Every line below that mentions the word "Silicate" should be copied out.

## BEGIN RECORDS

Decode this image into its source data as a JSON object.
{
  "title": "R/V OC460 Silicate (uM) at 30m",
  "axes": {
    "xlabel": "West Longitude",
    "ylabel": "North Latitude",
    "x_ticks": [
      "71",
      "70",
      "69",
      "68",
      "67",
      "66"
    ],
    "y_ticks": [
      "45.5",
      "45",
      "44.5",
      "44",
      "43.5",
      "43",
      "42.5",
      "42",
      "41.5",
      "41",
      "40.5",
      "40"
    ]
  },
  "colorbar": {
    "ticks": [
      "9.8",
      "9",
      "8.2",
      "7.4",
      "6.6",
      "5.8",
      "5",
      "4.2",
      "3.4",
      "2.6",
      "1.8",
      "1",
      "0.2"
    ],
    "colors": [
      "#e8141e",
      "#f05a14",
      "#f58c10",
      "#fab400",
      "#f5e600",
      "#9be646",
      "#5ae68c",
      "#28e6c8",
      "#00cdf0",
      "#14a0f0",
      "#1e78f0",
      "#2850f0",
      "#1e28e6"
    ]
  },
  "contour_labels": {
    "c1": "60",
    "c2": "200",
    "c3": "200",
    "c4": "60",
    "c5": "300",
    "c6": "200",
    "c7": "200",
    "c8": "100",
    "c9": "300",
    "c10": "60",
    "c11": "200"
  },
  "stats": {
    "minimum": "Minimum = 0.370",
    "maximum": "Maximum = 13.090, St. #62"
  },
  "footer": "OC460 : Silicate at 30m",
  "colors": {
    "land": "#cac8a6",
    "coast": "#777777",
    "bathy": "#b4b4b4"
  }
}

## END RECORDS

THE SOLUTION
  "title": "R/V OC460 Silicate (uM) at 30m",
  "footer": "OC460 : Silicate at 30m",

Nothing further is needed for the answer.